Start of Items

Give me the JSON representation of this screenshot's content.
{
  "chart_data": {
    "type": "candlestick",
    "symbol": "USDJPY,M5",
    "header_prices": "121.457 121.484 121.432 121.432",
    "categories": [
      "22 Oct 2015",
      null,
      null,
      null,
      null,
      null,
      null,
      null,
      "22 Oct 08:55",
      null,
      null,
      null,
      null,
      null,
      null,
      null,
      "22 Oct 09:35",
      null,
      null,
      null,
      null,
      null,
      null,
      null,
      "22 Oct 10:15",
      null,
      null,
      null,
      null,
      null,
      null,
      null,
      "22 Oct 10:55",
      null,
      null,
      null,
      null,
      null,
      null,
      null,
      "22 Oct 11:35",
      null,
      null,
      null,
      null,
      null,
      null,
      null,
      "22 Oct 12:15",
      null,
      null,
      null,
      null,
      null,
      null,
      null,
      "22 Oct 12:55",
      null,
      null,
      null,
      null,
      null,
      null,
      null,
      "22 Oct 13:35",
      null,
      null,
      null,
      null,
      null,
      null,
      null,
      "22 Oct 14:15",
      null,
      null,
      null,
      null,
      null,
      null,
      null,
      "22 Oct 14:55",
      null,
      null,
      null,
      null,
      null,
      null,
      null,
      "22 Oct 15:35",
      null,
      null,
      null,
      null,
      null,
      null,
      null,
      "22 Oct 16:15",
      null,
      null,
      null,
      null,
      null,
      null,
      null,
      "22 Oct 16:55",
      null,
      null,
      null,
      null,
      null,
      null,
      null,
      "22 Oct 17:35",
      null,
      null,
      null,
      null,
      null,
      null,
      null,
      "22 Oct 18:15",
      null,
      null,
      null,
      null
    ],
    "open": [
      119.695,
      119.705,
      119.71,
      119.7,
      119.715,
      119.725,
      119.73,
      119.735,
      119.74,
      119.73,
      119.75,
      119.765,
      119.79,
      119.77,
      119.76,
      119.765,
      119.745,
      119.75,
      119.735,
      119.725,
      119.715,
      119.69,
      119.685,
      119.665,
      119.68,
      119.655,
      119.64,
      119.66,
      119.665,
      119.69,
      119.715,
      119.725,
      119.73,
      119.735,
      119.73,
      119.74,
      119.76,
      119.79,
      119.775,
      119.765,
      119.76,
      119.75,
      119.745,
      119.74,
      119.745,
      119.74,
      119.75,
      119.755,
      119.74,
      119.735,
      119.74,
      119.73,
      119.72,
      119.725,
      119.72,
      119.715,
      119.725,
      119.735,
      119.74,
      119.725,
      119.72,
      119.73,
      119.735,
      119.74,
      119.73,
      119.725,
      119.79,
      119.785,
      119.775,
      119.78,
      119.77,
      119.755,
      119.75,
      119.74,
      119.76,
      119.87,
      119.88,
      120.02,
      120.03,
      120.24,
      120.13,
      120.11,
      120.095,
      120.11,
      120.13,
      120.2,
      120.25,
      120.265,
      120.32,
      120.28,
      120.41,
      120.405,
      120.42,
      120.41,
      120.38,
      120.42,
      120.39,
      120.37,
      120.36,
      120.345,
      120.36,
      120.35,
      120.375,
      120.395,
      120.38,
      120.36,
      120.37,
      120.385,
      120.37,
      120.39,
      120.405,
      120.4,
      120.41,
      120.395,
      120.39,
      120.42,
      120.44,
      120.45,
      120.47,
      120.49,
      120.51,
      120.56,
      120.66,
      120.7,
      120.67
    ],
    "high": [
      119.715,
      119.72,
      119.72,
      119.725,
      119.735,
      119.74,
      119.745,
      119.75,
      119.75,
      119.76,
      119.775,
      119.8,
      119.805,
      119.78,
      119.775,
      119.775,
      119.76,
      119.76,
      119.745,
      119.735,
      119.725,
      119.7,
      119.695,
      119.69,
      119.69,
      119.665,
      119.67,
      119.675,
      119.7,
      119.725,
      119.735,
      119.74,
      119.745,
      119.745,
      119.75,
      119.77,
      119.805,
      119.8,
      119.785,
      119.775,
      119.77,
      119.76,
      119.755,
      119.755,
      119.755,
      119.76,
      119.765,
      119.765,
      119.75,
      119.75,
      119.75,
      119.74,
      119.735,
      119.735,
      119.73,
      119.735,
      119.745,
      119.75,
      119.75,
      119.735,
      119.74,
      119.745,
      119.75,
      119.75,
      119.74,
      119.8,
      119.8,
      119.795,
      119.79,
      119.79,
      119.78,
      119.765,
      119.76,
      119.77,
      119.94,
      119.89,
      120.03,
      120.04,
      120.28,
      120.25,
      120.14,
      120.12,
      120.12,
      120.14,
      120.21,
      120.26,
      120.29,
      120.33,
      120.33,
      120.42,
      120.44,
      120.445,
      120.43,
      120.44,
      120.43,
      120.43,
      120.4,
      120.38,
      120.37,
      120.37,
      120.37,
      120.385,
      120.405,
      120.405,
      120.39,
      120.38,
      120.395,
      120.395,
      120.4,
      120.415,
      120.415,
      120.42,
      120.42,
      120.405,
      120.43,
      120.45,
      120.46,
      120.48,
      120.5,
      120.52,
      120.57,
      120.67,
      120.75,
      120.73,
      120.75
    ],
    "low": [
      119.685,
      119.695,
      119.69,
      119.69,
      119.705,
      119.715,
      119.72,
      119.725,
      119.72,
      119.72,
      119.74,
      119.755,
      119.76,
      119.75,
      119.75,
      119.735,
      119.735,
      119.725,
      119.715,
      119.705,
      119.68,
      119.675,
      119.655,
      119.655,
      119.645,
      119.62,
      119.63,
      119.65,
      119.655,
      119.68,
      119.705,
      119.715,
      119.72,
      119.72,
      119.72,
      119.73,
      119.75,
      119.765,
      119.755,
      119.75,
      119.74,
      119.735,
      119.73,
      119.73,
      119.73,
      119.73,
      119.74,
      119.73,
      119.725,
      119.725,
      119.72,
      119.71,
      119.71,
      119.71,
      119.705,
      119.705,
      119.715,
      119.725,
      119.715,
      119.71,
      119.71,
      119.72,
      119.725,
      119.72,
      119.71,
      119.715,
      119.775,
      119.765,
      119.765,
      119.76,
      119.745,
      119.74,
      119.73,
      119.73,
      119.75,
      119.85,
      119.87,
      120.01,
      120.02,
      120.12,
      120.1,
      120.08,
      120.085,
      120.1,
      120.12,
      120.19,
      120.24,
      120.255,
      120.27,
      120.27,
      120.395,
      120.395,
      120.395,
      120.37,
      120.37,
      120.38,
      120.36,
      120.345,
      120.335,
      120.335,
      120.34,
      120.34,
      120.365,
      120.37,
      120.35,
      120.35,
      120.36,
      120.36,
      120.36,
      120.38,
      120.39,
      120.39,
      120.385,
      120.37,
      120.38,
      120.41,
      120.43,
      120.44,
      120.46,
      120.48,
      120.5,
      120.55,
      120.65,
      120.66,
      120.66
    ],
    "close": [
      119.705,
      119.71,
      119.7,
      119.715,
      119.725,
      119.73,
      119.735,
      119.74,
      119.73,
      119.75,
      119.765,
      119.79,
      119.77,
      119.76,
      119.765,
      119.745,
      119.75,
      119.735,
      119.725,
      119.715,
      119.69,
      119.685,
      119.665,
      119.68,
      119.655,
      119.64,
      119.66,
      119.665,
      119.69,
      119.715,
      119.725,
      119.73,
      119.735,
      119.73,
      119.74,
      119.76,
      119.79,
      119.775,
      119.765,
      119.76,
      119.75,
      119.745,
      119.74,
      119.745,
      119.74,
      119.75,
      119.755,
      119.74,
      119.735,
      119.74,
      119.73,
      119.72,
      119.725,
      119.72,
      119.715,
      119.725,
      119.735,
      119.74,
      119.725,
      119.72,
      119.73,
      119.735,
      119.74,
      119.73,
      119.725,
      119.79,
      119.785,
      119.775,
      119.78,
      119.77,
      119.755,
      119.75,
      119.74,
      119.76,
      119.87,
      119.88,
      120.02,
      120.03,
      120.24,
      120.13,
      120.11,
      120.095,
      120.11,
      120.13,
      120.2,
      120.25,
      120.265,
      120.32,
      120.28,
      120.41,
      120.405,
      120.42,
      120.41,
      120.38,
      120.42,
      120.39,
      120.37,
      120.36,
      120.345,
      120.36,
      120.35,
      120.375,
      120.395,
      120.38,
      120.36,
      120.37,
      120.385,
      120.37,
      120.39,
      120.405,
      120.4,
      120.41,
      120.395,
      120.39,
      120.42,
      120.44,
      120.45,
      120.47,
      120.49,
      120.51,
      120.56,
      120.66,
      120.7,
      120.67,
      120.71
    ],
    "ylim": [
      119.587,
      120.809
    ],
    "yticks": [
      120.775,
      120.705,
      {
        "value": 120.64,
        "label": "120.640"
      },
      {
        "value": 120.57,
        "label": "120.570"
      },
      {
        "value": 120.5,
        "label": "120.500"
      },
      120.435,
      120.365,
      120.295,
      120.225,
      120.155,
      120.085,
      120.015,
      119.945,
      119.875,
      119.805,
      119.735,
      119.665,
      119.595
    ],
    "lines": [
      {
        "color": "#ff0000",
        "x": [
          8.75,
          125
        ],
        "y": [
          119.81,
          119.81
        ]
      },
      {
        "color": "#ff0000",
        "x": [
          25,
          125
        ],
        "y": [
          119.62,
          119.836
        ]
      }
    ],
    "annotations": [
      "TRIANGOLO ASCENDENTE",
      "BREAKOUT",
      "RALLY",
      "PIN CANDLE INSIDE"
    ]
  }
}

End of Items

• **Job**
Each line that holds the word "label" is to be copied.

• **Solution for this exercise**
        "label": "120.640"
        "label": "120.570"
        "label": "120.500"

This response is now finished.